## begin Selected text
Ask HN: How did you learn to code? - rsearles

I&#x27;m fairly new to HN, and have recently started teaching myself to code. So far I&#x27;ve used Codecademy and General Assembly&#x27;s DASH tool. I&#x27;ve also heard good things about One Month Rails.<p>What would you all recommend as far as inexpensive online resources? Or would you suggest I save up the money for a hacker bootcamp? Thanks!
======
srean
I apologize for the length of this post, I post this only because this might
bring a perspective that might be a bit new here: of Linux in India way back
then.

If its not appropriate here I wouldnt mind at all if its downvoted so that it
does not take visible real estate. This is from a mail I wrote some time ago.

\--

As you would know my background is not in EE or CS but in manufacturing where
we had very little hands on experience with computers. We had a course where
we learned FORTRAN and that was about it. In those days, a pc magazine used to
distribute redhat in a CD. I think the first one I got my hands on was version
5.2. The mighty 486s in college used to command a lot of respect, and as lowly
undergrads we weren't allowed to touch them. I owe Linu[x|s] and Stallman a
lot of gratitude because much of what I learned about how a computer works was
not from a course but actually digging through the linux and GNU system.

This was also quite normal for all linux users then. The whole point of using
Linux was to figure out how things work and change things to your liking.
## end Selected text
## begin Dataset section
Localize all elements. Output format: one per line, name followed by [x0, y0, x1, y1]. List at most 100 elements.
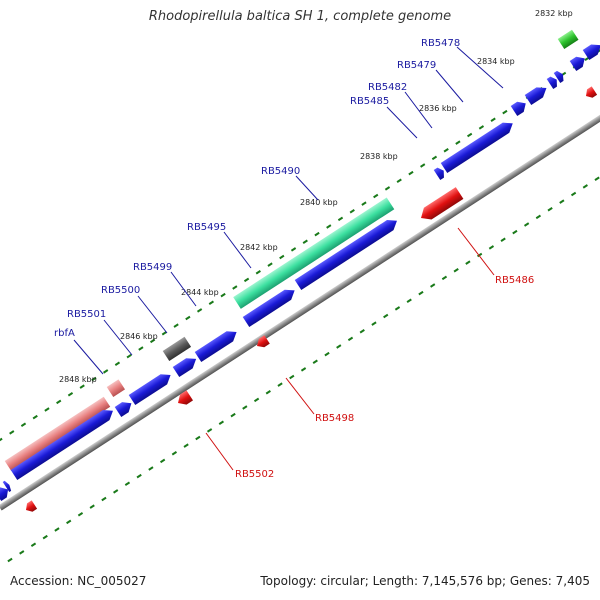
## end Dataset section
Instructions
1) In the thread about learning to code, which version of Red Hat does srean think was the first one srean obtained?
2) Continue the thread about learning to code, starting after its last sentence.
The data have no connection to the thread about learning to code.

Task answers
1) Version 5.2.

2)
"Change" meant editing a file and compiling, not pushing mouse buttons. If you
wanted a system that worked [or not], there was always windows. It was very
confusing to hear anyone complain that not everything worked right out of the
box on Linux. The whole point of Linux then was then to poke around and re-
tool it, it was not even expected that everything will work. It was a
rudimentary car, that came with an excellent set of tools, a workshop and a
manual.

If I were to choose a single word to desribe the linux user base that would be
"curiosity". A lot of that has changed, now many use linux not because it
allows them to learn and tinker, but because its a better windows. I dont
begrudge the fact, it shows Linux has matured.

One of my first forays into personal programming was because of a printer.
Printing would always make me cringe because I could not get economy mode or
two-up. I barely new C. Over multiple trips to the printer room to check if
the patch worked, I finally got it to run. In the process I learned the the
entire path from the point one types "lpr filename" to the bits dumped on the
network. I also learned how pretty code can be. Deutsch's ghostscript code is
one of the most beautiful C code around, atleast to me then. I think only way
to pick up good coding style is to read good code.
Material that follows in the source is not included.